* Data entries *
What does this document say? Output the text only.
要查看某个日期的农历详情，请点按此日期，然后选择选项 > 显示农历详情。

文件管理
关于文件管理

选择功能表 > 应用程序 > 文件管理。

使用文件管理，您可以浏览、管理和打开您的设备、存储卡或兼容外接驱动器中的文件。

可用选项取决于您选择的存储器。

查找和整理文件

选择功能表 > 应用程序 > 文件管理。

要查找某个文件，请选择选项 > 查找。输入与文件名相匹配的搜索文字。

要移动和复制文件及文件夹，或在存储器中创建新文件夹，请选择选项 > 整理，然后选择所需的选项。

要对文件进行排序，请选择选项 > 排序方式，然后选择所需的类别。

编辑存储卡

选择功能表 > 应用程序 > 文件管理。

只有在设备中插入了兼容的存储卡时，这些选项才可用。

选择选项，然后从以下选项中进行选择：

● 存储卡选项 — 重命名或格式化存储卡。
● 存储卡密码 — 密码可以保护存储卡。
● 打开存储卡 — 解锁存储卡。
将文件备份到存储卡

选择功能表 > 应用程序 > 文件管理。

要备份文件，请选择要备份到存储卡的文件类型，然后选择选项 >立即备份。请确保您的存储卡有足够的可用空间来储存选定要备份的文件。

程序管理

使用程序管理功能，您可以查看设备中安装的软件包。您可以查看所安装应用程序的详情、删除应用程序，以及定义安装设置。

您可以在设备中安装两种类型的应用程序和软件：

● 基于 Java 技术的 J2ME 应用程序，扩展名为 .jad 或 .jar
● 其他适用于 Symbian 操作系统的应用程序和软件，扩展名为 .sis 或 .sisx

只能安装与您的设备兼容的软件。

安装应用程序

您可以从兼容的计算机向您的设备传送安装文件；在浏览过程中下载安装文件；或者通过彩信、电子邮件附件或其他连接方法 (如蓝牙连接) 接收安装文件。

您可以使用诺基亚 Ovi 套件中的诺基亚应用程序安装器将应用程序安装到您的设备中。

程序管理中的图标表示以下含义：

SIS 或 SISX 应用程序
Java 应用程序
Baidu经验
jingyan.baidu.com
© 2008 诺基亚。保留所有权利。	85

* Task objective *
Copy out all lines from the material above that contain the string "Java".

* Result below *
● 基于 Java 技术的 J2ME 应用程序，扩展名为 .jad 或 .jar
Java 应用程序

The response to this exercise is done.